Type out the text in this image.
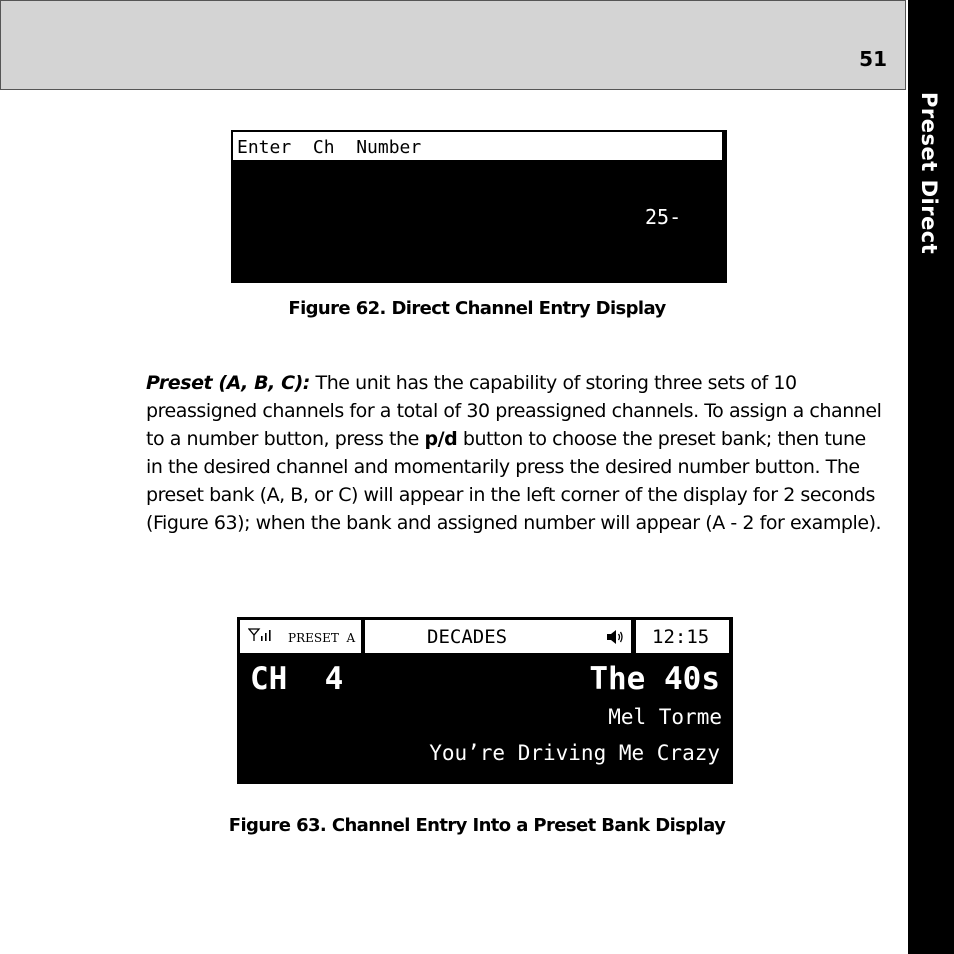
51
Preset Direct
Enter  Ch  Number
25-
Figure 62. Direct Channel Entry Display

Preset (A, B, C): The unit has the capability of storing three sets of 10 preassigned channels for a total of 30 preassigned channels. To assign a channel to a number button, press the p/d button to choose the preset bank; then tune in the desired channel and momentarily press the desired number button. The preset bank (A, B, or C) will appear in the left corner of the display for 2 seconds (Figure 63); when the bank and assigned number will appear (A - 2 for example).

PRESET  A	DECADES	12:15
CH  4	The 40s
Mel Torme
You’re Driving Me Crazy
Figure 63. Channel Entry Into a Preset Bank Display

● Job: Pull out each line of the entries that contains "Entry".

● Result:
Figure 62. Direct Channel Entry Display
Figure 63. Channel Entry Into a Preset Bank Display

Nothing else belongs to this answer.